Labeled region entries:

[START]

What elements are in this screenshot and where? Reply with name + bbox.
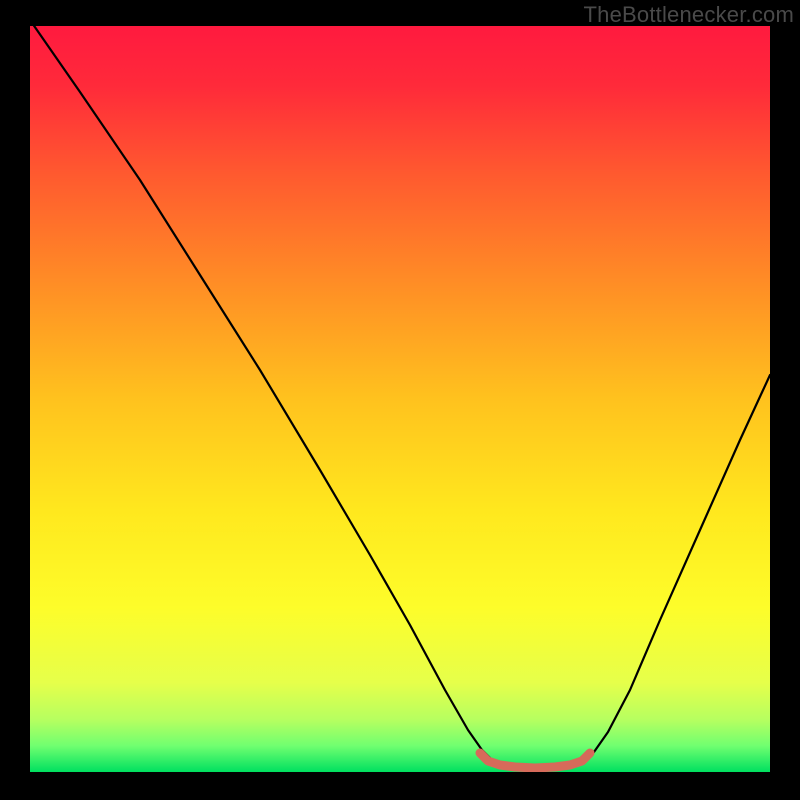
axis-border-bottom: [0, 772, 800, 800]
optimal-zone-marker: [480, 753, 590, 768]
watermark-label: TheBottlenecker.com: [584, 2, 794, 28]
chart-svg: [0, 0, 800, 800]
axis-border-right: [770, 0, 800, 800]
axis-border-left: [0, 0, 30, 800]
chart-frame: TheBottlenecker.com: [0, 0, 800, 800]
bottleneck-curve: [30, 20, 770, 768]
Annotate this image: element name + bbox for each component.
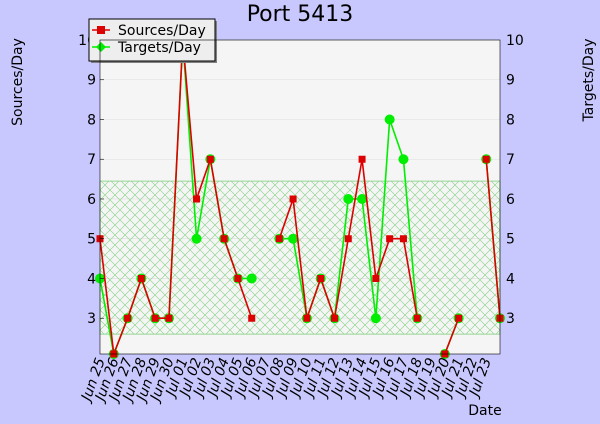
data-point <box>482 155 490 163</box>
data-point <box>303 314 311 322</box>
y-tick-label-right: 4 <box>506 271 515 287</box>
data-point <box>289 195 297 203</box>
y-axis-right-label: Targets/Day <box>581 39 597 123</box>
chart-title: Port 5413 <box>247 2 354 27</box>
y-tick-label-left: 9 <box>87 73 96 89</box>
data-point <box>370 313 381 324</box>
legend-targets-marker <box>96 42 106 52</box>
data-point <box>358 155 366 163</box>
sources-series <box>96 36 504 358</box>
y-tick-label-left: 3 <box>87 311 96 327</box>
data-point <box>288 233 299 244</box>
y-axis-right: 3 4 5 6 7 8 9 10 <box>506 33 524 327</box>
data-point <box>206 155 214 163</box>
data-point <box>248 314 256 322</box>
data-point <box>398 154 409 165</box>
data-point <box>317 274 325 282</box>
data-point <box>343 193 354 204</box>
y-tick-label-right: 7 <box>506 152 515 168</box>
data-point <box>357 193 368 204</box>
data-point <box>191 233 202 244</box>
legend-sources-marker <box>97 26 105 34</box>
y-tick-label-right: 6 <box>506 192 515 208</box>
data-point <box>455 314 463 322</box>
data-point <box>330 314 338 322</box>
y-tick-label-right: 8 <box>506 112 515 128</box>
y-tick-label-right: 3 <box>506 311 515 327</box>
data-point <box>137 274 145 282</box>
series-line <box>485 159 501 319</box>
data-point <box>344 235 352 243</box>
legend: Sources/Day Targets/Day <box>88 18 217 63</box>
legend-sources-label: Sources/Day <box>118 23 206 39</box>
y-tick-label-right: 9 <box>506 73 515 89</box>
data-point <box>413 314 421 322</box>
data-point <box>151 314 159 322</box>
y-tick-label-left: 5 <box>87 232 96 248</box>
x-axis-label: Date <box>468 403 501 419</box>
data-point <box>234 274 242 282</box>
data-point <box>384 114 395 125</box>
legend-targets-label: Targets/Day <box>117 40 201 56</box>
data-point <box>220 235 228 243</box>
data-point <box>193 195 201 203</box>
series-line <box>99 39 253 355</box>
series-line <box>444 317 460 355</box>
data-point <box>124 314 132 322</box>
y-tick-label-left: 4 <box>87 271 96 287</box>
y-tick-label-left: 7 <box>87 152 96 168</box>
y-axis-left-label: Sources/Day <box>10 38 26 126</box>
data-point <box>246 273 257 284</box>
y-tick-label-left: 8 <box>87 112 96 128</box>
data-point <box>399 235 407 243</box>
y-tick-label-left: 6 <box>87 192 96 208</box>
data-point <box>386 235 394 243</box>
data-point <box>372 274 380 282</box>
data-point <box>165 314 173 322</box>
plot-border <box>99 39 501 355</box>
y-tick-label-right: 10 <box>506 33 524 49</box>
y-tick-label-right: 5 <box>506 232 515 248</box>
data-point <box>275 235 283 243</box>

[END]

**Set task**
Copy out every line of the records above word for word, leaving out the pictures.

**Exercise output**
What elements are in this screenshot and where? Reply with name + bbox.
axis-border-bottom: [0, 772, 800, 800]
optimal-zone-marker: [480, 753, 590, 768]
watermark-label: TheBottlenecker.com: [584, 2, 794, 28]
chart-svg: [0, 0, 800, 800]
axis-border-right: [770, 0, 800, 800]
axis-border-left: [0, 0, 30, 800]
chart-frame: TheBottlenecker.com: [0, 0, 800, 800]
bottleneck-curve: [30, 20, 770, 768]
Annotate this image: element name + bbox for each component.
data-point <box>482 155 490 163</box>
data-point <box>303 314 311 322</box>
y-tick-label-right: 4 <box>506 271 515 287</box>
data-point <box>289 195 297 203</box>
y-axis-right-label: Targets/Day <box>581 39 597 123</box>
chart-title: Port 5413 <box>247 2 354 27</box>
y-tick-label-left: 9 <box>87 73 96 89</box>
data-point <box>370 313 381 324</box>
legend-targets-marker <box>96 42 106 52</box>
data-point <box>358 155 366 163</box>
sources-series <box>96 36 504 358</box>
y-tick-label-left: 3 <box>87 311 96 327</box>
data-point <box>288 233 299 244</box>
y-axis-right: 3 4 5 6 7 8 9 10 <box>506 33 524 327</box>
data-point <box>206 155 214 163</box>
data-point <box>248 314 256 322</box>
data-point <box>398 154 409 165</box>
data-point <box>317 274 325 282</box>
data-point <box>343 193 354 204</box>
y-tick-label-right: 7 <box>506 152 515 168</box>
data-point <box>357 193 368 204</box>
data-point <box>191 233 202 244</box>
legend-sources-marker <box>97 26 105 34</box>
y-tick-label-right: 6 <box>506 192 515 208</box>
data-point <box>455 314 463 322</box>
data-point <box>330 314 338 322</box>
y-tick-label-right: 8 <box>506 112 515 128</box>
y-tick-label-right: 3 <box>506 311 515 327</box>
data-point <box>137 274 145 282</box>
series-line <box>485 159 501 319</box>
data-point <box>344 235 352 243</box>
legend: Sources/Day Targets/Day <box>88 18 217 63</box>
legend-sources-label: Sources/Day <box>118 23 206 39</box>
y-tick-label-right: 9 <box>506 73 515 89</box>
data-point <box>413 314 421 322</box>
data-point <box>151 314 159 322</box>
y-tick-label-left: 5 <box>87 232 96 248</box>
x-axis-label: Date <box>468 403 501 419</box>
data-point <box>234 274 242 282</box>
data-point <box>384 114 395 125</box>
legend-targets-label: Targets/Day <box>117 40 201 56</box>
data-point <box>220 235 228 243</box>
data-point <box>193 195 201 203</box>
series-line <box>99 39 253 355</box>
series-line <box>444 317 460 355</box>
data-point <box>124 314 132 322</box>
y-tick-label-left: 4 <box>87 271 96 287</box>
y-tick-label-left: 7 <box>87 152 96 168</box>
y-axis-left-label: Sources/Day <box>10 38 26 126</box>
data-point <box>246 273 257 284</box>
y-tick-label-left: 8 <box>87 112 96 128</box>
data-point <box>399 235 407 243</box>
y-tick-label-left: 6 <box>87 192 96 208</box>
data-point <box>386 235 394 243</box>
data-point <box>372 274 380 282</box>
data-point <box>165 314 173 322</box>
plot-border <box>99 39 501 355</box>
y-tick-label-right: 10 <box>506 33 524 49</box>
y-tick-label-right: 5 <box>506 232 515 248</box>
data-point <box>275 235 283 243</box>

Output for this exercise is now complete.